Problem to work on: Report, as a bare number, how many lines of the material below contain the word "values".

Data for the task:
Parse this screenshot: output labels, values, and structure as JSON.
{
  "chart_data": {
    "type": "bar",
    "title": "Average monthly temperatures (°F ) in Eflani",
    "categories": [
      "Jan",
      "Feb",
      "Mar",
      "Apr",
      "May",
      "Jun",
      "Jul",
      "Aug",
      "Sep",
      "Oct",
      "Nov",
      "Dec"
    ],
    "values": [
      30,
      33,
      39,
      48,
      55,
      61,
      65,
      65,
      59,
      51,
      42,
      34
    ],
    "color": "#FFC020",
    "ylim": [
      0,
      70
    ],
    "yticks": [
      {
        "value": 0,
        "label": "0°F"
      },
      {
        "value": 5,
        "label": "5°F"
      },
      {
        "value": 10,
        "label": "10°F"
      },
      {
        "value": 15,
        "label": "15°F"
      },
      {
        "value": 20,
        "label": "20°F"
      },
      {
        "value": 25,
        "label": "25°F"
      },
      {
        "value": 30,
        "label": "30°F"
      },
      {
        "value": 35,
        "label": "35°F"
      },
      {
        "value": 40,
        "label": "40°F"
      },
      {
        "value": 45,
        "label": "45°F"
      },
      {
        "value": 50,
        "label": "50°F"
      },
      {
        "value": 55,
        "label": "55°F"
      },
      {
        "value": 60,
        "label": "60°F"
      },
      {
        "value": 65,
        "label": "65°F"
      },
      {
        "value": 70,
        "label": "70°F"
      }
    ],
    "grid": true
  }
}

Response to the exercise: 2